Stored data:
------------------------
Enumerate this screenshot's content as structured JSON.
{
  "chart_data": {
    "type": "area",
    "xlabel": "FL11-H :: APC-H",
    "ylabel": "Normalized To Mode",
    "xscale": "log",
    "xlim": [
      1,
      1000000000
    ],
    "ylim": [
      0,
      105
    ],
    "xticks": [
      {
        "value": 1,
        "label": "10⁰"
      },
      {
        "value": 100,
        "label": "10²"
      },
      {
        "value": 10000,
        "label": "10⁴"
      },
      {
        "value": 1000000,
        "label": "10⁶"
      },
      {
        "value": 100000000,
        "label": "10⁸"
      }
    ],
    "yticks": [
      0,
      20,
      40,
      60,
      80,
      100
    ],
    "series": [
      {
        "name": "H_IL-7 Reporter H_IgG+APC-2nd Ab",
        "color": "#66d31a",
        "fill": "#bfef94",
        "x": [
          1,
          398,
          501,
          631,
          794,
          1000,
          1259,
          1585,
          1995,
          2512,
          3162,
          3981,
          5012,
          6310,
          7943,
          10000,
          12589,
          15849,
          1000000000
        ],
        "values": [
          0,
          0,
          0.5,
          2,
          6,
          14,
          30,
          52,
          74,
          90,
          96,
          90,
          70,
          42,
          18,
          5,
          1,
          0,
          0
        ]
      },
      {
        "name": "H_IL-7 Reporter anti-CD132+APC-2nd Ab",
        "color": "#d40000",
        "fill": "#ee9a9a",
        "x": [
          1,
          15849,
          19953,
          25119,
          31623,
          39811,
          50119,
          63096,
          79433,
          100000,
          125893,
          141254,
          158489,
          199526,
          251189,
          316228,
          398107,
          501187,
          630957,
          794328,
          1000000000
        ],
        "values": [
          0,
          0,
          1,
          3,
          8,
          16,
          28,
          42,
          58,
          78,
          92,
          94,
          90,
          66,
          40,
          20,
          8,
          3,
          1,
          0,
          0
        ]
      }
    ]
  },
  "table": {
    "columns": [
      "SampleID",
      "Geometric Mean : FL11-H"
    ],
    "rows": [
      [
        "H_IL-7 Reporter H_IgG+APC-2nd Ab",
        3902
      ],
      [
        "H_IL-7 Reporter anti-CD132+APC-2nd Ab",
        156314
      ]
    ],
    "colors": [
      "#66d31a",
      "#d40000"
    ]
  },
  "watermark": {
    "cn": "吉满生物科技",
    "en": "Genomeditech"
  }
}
------------------------
● **TASK ITEM**: Please show, exactly as written, every line above that contains the word "name".

● **FINISHED EXERCISE**:
        "name": "H_IL-7 Reporter H_IgG+APC-2nd Ab",
        "name": "H_IL-7 Reporter anti-CD132+APC-2nd Ab",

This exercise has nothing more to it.